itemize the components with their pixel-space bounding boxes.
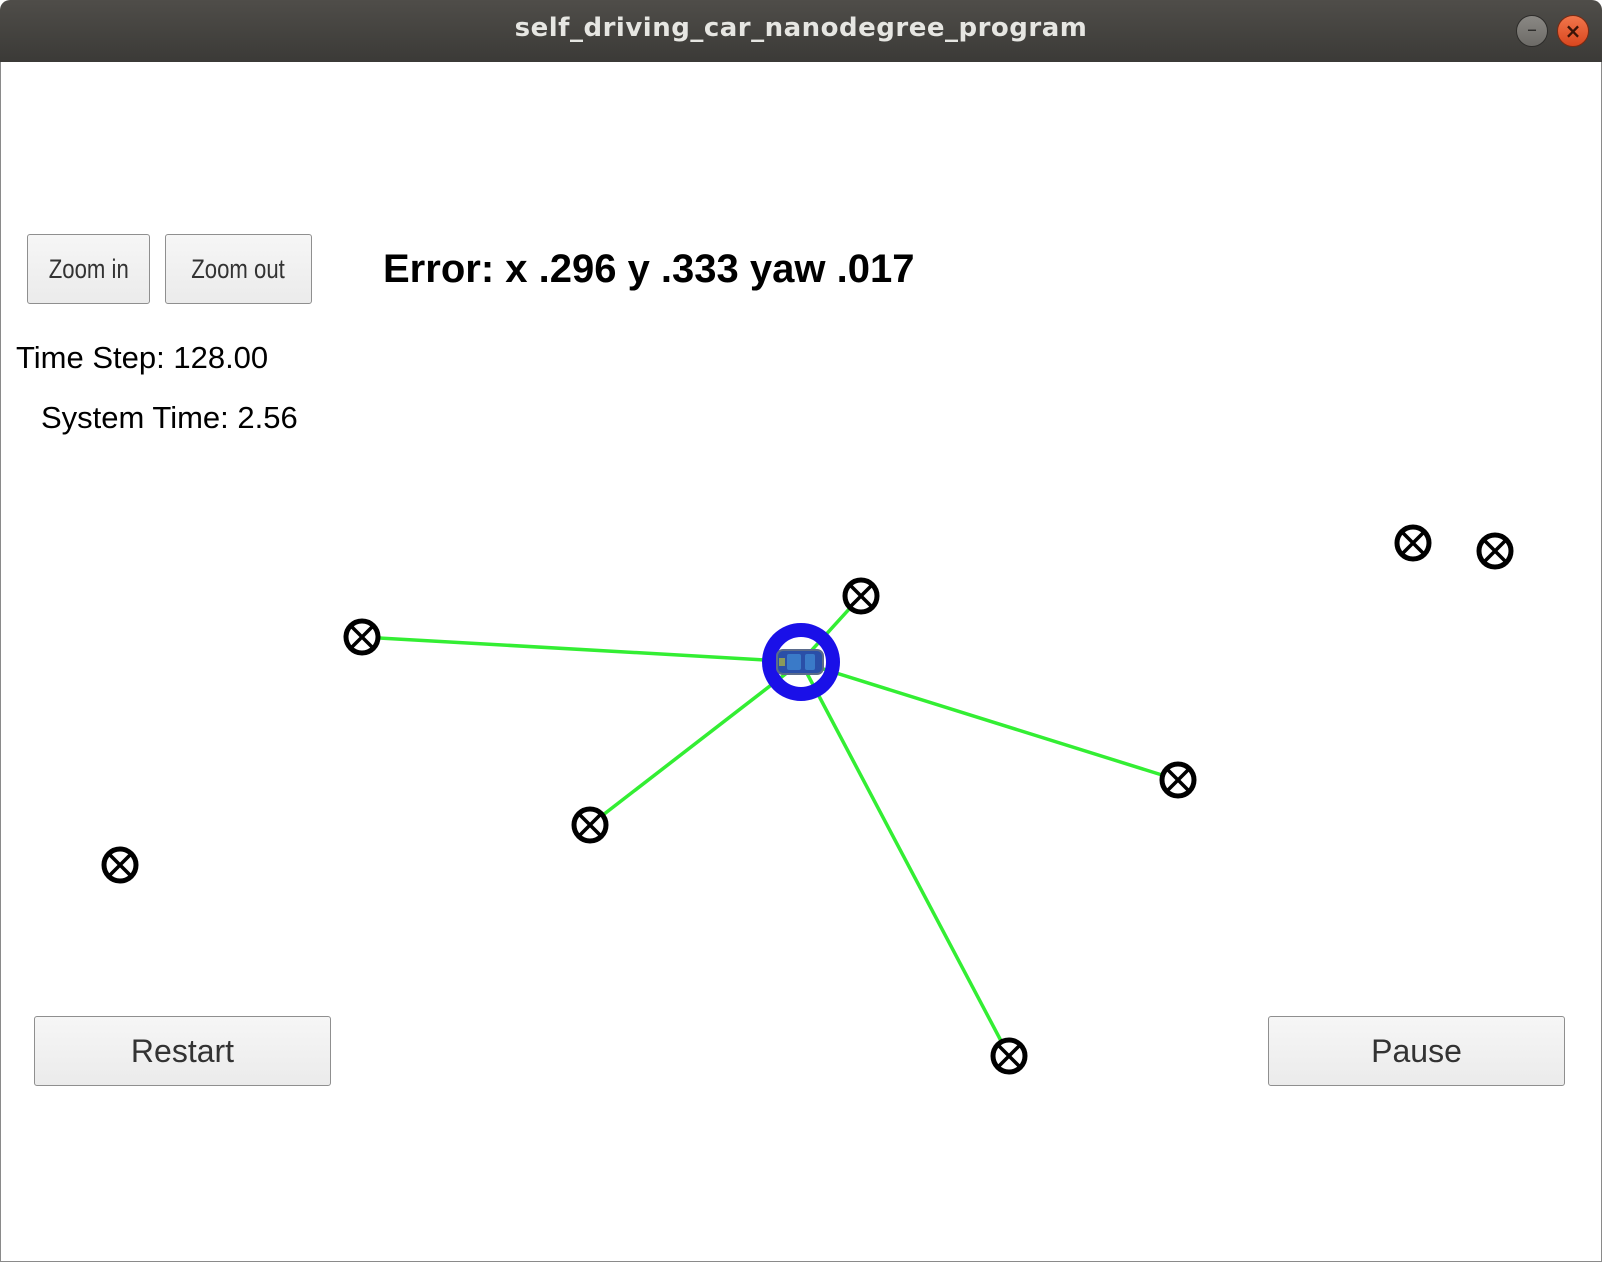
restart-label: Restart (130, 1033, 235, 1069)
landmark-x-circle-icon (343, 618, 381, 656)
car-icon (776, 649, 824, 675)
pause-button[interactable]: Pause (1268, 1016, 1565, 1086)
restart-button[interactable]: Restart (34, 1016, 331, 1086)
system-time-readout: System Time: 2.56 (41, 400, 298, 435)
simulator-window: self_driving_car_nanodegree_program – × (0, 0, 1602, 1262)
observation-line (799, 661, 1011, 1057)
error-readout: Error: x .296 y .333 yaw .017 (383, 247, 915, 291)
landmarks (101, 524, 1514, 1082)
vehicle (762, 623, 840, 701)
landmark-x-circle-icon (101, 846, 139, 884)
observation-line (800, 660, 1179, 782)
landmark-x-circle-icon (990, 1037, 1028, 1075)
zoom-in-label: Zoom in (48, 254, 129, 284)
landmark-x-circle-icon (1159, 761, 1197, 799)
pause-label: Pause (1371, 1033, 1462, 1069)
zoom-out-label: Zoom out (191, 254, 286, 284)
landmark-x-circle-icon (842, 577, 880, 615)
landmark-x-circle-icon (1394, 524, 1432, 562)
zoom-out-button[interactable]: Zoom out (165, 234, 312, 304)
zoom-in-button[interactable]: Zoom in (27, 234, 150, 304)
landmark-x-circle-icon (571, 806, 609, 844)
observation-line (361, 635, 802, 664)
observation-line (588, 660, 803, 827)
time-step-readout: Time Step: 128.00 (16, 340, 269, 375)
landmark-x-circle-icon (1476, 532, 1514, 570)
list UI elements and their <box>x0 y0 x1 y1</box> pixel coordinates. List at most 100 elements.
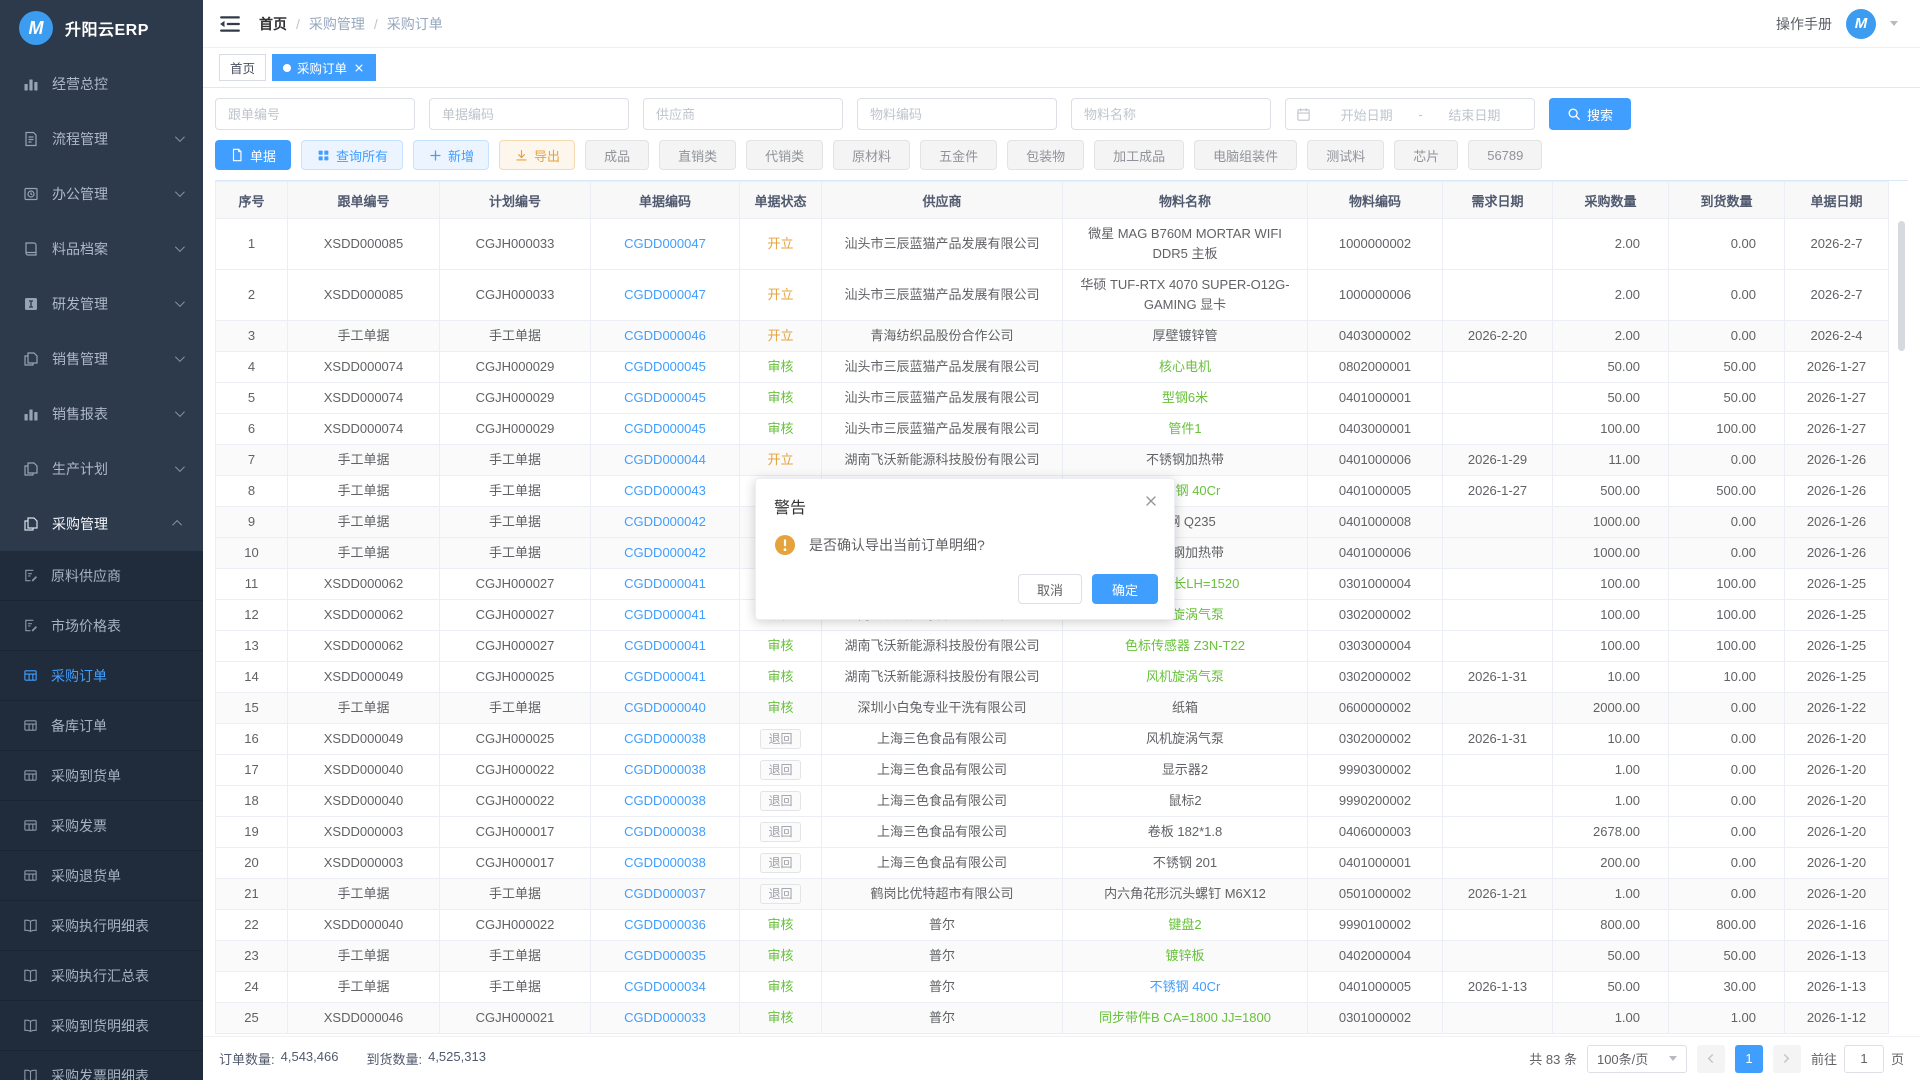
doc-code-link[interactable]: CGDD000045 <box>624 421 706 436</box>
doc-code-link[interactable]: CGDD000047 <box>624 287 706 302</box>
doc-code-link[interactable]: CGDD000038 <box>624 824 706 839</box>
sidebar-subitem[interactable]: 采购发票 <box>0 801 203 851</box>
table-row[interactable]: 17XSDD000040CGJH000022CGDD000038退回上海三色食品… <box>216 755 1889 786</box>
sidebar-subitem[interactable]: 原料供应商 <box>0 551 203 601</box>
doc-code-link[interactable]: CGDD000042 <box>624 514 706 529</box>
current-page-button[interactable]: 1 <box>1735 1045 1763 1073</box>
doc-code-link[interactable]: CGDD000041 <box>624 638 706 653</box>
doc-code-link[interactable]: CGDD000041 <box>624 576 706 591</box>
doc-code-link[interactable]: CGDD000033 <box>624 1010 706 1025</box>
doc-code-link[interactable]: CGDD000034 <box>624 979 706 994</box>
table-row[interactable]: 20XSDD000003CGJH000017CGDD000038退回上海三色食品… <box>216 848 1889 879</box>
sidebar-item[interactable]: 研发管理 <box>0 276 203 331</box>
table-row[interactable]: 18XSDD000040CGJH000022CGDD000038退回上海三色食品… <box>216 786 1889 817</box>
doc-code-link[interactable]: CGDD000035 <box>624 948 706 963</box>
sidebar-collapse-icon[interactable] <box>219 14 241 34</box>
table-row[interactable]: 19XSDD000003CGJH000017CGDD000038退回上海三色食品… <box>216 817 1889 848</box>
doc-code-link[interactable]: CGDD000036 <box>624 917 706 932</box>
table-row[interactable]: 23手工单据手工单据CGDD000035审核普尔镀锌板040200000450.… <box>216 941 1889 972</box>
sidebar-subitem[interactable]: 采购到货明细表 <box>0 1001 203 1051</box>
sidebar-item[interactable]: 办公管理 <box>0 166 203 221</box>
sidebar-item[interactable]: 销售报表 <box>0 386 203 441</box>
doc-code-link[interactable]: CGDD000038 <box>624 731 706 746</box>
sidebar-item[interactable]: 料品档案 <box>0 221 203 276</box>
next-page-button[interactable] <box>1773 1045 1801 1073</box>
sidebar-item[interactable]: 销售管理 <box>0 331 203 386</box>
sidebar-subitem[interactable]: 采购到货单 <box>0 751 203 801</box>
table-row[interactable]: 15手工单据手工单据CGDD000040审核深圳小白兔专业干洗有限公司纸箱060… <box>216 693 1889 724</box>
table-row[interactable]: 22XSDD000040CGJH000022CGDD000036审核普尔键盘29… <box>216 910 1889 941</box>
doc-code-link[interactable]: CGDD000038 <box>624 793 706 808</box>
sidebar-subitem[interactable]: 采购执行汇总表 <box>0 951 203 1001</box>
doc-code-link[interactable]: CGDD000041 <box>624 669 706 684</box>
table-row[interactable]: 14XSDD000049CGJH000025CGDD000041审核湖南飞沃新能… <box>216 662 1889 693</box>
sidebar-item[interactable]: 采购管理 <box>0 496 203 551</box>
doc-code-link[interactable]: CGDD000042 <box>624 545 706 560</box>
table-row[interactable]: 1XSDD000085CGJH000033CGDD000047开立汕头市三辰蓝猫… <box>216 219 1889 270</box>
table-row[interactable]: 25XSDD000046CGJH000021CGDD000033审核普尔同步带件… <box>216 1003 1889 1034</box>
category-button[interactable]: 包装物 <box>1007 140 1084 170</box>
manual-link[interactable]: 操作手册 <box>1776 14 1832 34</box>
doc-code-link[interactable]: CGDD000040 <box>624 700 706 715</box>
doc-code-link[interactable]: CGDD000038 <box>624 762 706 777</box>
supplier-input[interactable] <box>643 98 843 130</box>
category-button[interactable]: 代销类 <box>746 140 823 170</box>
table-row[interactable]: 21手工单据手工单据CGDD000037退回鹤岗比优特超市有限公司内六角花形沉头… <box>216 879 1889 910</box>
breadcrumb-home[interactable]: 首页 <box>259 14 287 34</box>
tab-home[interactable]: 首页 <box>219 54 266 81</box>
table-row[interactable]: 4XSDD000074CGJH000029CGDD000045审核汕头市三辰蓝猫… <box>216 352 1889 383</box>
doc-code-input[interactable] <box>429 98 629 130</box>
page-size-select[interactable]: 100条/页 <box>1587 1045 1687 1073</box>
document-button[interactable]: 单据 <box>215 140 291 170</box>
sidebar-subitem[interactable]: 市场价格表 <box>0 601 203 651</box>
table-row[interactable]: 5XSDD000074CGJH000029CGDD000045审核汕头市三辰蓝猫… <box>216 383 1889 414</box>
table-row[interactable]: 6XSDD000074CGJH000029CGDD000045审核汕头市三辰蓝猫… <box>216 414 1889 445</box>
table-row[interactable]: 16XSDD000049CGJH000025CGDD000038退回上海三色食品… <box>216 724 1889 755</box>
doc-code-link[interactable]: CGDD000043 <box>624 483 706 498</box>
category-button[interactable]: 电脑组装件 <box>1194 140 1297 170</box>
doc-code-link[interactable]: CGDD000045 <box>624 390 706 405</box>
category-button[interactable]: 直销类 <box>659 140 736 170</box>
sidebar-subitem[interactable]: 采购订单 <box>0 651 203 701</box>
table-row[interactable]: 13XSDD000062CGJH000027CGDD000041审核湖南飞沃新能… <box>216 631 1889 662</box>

The task> Update everything from the line containing "doc-code-link[interactable]: CGDD000045 <box>624 421" down to the line containing "sidebar-item[interactable]: 办公管理 <box>0" by replacing "table-row" with "grid-row" and leaving all else unchanged. Return only those lines.

Solution>
doc-code-link[interactable]: CGDD000045 <box>624 421 706 436</box>
doc-code-link[interactable]: CGDD000047 <box>624 287 706 302</box>
doc-code-link[interactable]: CGDD000038 <box>624 824 706 839</box>
sidebar-subitem[interactable]: 采购发票 <box>0 801 203 851</box>
grid-row[interactable]: 17XSDD000040CGJH000022CGDD000038退回上海三色食品… <box>216 755 1889 786</box>
sidebar-subitem[interactable]: 原料供应商 <box>0 551 203 601</box>
doc-code-link[interactable]: CGDD000042 <box>624 514 706 529</box>
current-page-button[interactable]: 1 <box>1735 1045 1763 1073</box>
doc-code-link[interactable]: CGDD000041 <box>624 638 706 653</box>
doc-code-link[interactable]: CGDD000041 <box>624 576 706 591</box>
doc-code-link[interactable]: CGDD000033 <box>624 1010 706 1025</box>
doc-code-link[interactable]: CGDD000034 <box>624 979 706 994</box>
grid-row[interactable]: 20XSDD000003CGJH000017CGDD000038退回上海三色食品… <box>216 848 1889 879</box>
sidebar-item[interactable]: 研发管理 <box>0 276 203 331</box>
grid-row[interactable]: 18XSDD000040CGJH000022CGDD000038退回上海三色食品… <box>216 786 1889 817</box>
doc-code-link[interactable]: CGDD000035 <box>624 948 706 963</box>
sidebar-collapse-icon[interactable] <box>219 14 241 34</box>
grid-row[interactable]: 19XSDD000003CGJH000017CGDD000038退回上海三色食品… <box>216 817 1889 848</box>
doc-code-link[interactable]: CGDD000036 <box>624 917 706 932</box>
grid-row[interactable]: 23手工单据手工单据CGDD000035审核普尔镀锌板040200000450.… <box>216 941 1889 972</box>
sidebar-subitem[interactable]: 采购到货明细表 <box>0 1001 203 1051</box>
sidebar-item[interactable]: 办公管理 <box>0 166 203 221</box>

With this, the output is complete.